*Task to complete:* State how many lines hold the word "accent", with no other words.

*Provided records:*
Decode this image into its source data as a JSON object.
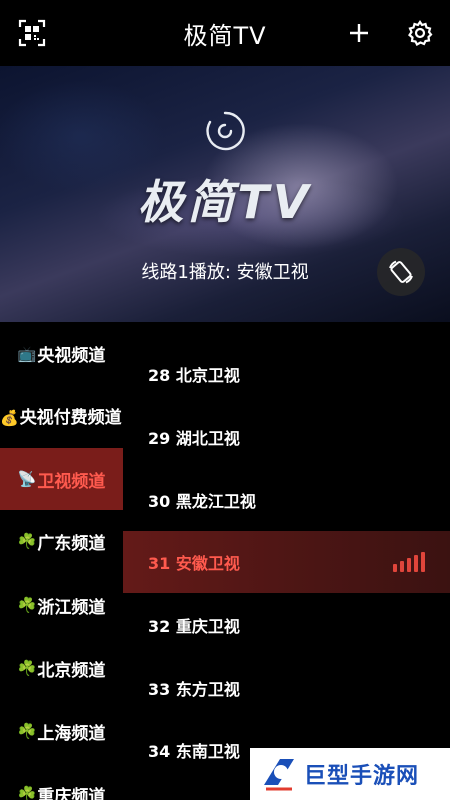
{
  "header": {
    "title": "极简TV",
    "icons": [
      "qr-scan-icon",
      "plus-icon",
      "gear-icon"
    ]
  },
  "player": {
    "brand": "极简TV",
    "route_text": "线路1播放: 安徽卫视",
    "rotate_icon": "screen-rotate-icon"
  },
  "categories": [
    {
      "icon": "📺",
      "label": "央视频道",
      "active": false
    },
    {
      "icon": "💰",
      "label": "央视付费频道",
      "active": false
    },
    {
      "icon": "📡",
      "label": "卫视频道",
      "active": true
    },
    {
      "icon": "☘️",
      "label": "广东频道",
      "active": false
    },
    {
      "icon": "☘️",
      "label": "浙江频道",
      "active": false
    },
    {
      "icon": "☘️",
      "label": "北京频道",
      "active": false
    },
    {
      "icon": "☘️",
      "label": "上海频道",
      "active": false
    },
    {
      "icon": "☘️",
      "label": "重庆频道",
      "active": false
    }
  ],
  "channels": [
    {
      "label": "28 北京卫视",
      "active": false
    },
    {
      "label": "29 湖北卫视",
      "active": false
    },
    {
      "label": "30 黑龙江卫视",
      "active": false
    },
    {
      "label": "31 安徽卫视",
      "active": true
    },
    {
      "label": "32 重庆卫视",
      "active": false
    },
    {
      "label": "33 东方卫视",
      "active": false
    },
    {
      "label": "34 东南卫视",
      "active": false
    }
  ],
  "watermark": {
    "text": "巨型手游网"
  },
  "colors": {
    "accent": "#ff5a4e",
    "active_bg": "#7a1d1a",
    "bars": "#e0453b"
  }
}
---
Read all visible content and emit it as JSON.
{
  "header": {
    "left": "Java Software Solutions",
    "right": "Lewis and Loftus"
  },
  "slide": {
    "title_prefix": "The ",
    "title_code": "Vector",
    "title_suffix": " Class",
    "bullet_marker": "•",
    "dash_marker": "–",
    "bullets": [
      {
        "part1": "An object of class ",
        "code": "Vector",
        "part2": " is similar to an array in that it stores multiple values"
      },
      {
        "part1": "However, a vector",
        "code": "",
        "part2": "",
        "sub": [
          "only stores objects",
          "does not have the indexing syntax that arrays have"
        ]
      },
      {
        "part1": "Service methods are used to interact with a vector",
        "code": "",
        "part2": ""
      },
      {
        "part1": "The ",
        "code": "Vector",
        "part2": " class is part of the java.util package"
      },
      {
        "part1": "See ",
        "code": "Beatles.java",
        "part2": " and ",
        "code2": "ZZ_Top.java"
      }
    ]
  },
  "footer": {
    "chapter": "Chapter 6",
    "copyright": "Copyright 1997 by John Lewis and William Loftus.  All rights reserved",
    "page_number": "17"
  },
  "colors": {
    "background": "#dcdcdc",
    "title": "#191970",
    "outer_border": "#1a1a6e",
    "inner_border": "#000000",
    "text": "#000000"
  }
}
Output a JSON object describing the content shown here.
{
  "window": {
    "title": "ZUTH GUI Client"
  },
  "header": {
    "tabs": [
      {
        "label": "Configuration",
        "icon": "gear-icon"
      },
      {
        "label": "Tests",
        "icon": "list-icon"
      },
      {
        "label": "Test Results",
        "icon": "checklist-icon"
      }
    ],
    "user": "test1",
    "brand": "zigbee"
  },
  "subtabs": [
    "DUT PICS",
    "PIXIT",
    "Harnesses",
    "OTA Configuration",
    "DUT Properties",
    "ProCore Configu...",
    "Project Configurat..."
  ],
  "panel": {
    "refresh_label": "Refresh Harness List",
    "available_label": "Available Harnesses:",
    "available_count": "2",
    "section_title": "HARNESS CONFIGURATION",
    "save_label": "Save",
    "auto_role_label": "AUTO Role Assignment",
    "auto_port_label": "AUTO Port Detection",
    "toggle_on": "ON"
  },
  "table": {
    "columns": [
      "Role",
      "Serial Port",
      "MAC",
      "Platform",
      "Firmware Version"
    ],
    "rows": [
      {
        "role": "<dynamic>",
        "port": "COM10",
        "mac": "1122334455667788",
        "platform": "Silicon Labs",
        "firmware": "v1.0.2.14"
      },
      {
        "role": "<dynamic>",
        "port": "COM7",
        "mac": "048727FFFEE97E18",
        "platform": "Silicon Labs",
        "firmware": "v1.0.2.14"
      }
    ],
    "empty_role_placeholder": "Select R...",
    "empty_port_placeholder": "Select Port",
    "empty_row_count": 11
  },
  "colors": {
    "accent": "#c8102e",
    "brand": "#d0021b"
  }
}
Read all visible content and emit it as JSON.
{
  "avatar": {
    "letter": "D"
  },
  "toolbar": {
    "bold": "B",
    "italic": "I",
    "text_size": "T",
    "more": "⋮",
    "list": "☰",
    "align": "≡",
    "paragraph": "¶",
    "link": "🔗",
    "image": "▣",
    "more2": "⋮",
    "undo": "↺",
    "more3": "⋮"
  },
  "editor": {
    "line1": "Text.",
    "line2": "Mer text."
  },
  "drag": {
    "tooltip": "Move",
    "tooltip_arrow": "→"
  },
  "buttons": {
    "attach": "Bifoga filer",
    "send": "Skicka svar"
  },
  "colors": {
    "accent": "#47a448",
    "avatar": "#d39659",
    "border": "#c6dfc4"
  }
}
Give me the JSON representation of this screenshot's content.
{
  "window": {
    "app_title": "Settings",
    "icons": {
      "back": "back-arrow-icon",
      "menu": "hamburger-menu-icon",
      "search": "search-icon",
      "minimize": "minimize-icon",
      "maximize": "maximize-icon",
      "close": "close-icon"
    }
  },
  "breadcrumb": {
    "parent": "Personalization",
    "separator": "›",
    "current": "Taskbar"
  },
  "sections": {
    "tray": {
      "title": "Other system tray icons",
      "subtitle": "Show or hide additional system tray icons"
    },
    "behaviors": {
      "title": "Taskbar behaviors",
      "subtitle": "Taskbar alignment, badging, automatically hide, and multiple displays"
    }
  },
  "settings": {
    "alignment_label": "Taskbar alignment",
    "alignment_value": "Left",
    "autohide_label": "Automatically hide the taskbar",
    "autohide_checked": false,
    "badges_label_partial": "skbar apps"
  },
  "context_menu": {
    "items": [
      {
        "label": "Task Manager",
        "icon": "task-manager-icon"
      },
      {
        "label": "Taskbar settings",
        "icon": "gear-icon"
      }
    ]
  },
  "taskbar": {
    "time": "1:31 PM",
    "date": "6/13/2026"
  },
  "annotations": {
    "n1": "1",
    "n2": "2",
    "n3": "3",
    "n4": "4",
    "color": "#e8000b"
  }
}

*Response to the task:* 3